• _Set task_
Where a line in the listing below contains the word "Output", copy that line.

>> begin Provided entries

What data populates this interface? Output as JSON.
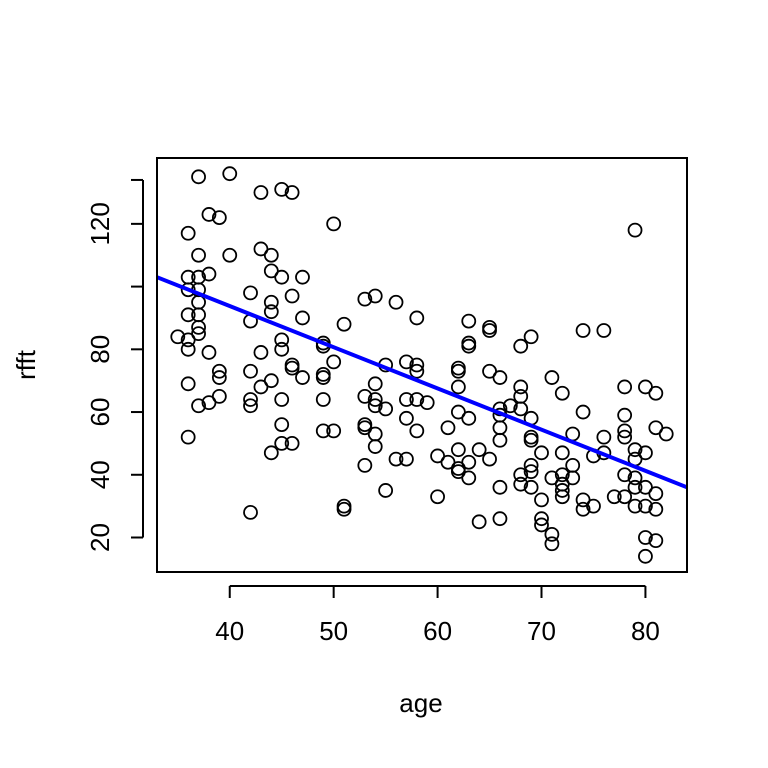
{
  "chart_data": {
    "type": "scatter",
    "title": "",
    "xlabel": "age",
    "ylabel": "rfft",
    "xlim": [
      33,
      84
    ],
    "ylim": [
      9,
      141
    ],
    "x_ticks": [
      40,
      50,
      60,
      70,
      80
    ],
    "y_ticks": [
      20,
      40,
      60,
      80,
      120
    ],
    "grid": false,
    "legend": "none",
    "point_color": "#000000",
    "fit_line": {
      "color": "#0000ff",
      "x": [
        33,
        84
      ],
      "y": [
        103,
        36
      ]
    },
    "points": [
      [
        37,
        135
      ],
      [
        40,
        136
      ],
      [
        43,
        130
      ],
      [
        45,
        131
      ],
      [
        46,
        130
      ],
      [
        38,
        123
      ],
      [
        39,
        122
      ],
      [
        36,
        117
      ],
      [
        50,
        120
      ],
      [
        79,
        118
      ],
      [
        37,
        110
      ],
      [
        40,
        110
      ],
      [
        43,
        112
      ],
      [
        44,
        110
      ],
      [
        44,
        105
      ],
      [
        36,
        103
      ],
      [
        37,
        103
      ],
      [
        38,
        104
      ],
      [
        45,
        103
      ],
      [
        47,
        103
      ],
      [
        36,
        99
      ],
      [
        37,
        99
      ],
      [
        42,
        98
      ],
      [
        46,
        97
      ],
      [
        53,
        96
      ],
      [
        54,
        97
      ],
      [
        56,
        95
      ],
      [
        37,
        95
      ],
      [
        44,
        95
      ],
      [
        44,
        92
      ],
      [
        36,
        91
      ],
      [
        37,
        91
      ],
      [
        47,
        90
      ],
      [
        58,
        90
      ],
      [
        42,
        89
      ],
      [
        51,
        88
      ],
      [
        63,
        89
      ],
      [
        65,
        87
      ],
      [
        65,
        86
      ],
      [
        69,
        84
      ],
      [
        74,
        86
      ],
      [
        76,
        86
      ],
      [
        37,
        87
      ],
      [
        37,
        85
      ],
      [
        35,
        84
      ],
      [
        36,
        83
      ],
      [
        45,
        83
      ],
      [
        45,
        80
      ],
      [
        49,
        82
      ],
      [
        49,
        81
      ],
      [
        63,
        82
      ],
      [
        63,
        81
      ],
      [
        68,
        81
      ],
      [
        36,
        80
      ],
      [
        38,
        79
      ],
      [
        43,
        79
      ],
      [
        50,
        76
      ],
      [
        55,
        75
      ],
      [
        57,
        76
      ],
      [
        58,
        75
      ],
      [
        58,
        73
      ],
      [
        62,
        74
      ],
      [
        62,
        73
      ],
      [
        65,
        73
      ],
      [
        46,
        75
      ],
      [
        46,
        74
      ],
      [
        39,
        73
      ],
      [
        39,
        71
      ],
      [
        42,
        73
      ],
      [
        49,
        72
      ],
      [
        49,
        71
      ],
      [
        47,
        71
      ],
      [
        44,
        70
      ],
      [
        36,
        69
      ],
      [
        43,
        68
      ],
      [
        54,
        69
      ],
      [
        62,
        68
      ],
      [
        68,
        68
      ],
      [
        71,
        71
      ],
      [
        66,
        71
      ],
      [
        39,
        65
      ],
      [
        38,
        63
      ],
      [
        37,
        62
      ],
      [
        42,
        64
      ],
      [
        42,
        62
      ],
      [
        45,
        64
      ],
      [
        53,
        65
      ],
      [
        54,
        64
      ],
      [
        54,
        62
      ],
      [
        55,
        61
      ],
      [
        57,
        64
      ],
      [
        58,
        64
      ],
      [
        59,
        63
      ],
      [
        62,
        60
      ],
      [
        63,
        58
      ],
      [
        66,
        61
      ],
      [
        66,
        59
      ],
      [
        67,
        62
      ],
      [
        68,
        65
      ],
      [
        68,
        61
      ],
      [
        69,
        58
      ],
      [
        72,
        66
      ],
      [
        74,
        60
      ],
      [
        78,
        68
      ],
      [
        80,
        68
      ],
      [
        81,
        66
      ],
      [
        78,
        59
      ],
      [
        36,
        52
      ],
      [
        45,
        56
      ],
      [
        45,
        50
      ],
      [
        46,
        50
      ],
      [
        44,
        47
      ],
      [
        49,
        64
      ],
      [
        49,
        54
      ],
      [
        50,
        54
      ],
      [
        53,
        56
      ],
      [
        53,
        55
      ],
      [
        54,
        53
      ],
      [
        54,
        49
      ],
      [
        56,
        45
      ],
      [
        57,
        45
      ],
      [
        57,
        58
      ],
      [
        58,
        54
      ],
      [
        60,
        46
      ],
      [
        61,
        55
      ],
      [
        61,
        44
      ],
      [
        62,
        48
      ],
      [
        62,
        42
      ],
      [
        62,
        41
      ],
      [
        63,
        44
      ],
      [
        64,
        48
      ],
      [
        65,
        45
      ],
      [
        66,
        55
      ],
      [
        66,
        51
      ],
      [
        69,
        52
      ],
      [
        69,
        51
      ],
      [
        70,
        47
      ],
      [
        72,
        47
      ],
      [
        73,
        53
      ],
      [
        75,
        46
      ],
      [
        76,
        52
      ],
      [
        76,
        47
      ],
      [
        78,
        54
      ],
      [
        78,
        52
      ],
      [
        79,
        48
      ],
      [
        79,
        45
      ],
      [
        80,
        47
      ],
      [
        81,
        55
      ],
      [
        82,
        53
      ],
      [
        53,
        43
      ],
      [
        55,
        35
      ],
      [
        60,
        33
      ],
      [
        64,
        25
      ],
      [
        66,
        26
      ],
      [
        66,
        36
      ],
      [
        63,
        39
      ],
      [
        68,
        40
      ],
      [
        68,
        37
      ],
      [
        69,
        43
      ],
      [
        69,
        41
      ],
      [
        69,
        36
      ],
      [
        70,
        32
      ],
      [
        70,
        26
      ],
      [
        70,
        24
      ],
      [
        71,
        39
      ],
      [
        71,
        21
      ],
      [
        71,
        18
      ],
      [
        72,
        40
      ],
      [
        72,
        37
      ],
      [
        72,
        35
      ],
      [
        72,
        33
      ],
      [
        73,
        43
      ],
      [
        73,
        39
      ],
      [
        74,
        32
      ],
      [
        74,
        29
      ],
      [
        75,
        30
      ],
      [
        77,
        33
      ],
      [
        78,
        33
      ],
      [
        78,
        40
      ],
      [
        79,
        39
      ],
      [
        79,
        36
      ],
      [
        79,
        30
      ],
      [
        80,
        36
      ],
      [
        80,
        30
      ],
      [
        80,
        20
      ],
      [
        80,
        14
      ],
      [
        81,
        34
      ],
      [
        81,
        29
      ],
      [
        81,
        19
      ],
      [
        42,
        28
      ],
      [
        51,
        30
      ],
      [
        51,
        29
      ]
    ]
  }
}
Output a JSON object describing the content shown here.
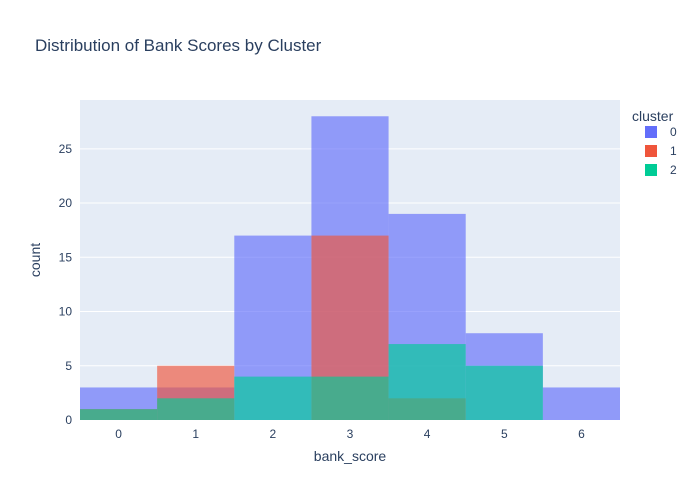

>> end Provided entries

• _Reply to the exercise_
What data populates this interface? Output as JSON.
Output a JSON object describing the content shown here.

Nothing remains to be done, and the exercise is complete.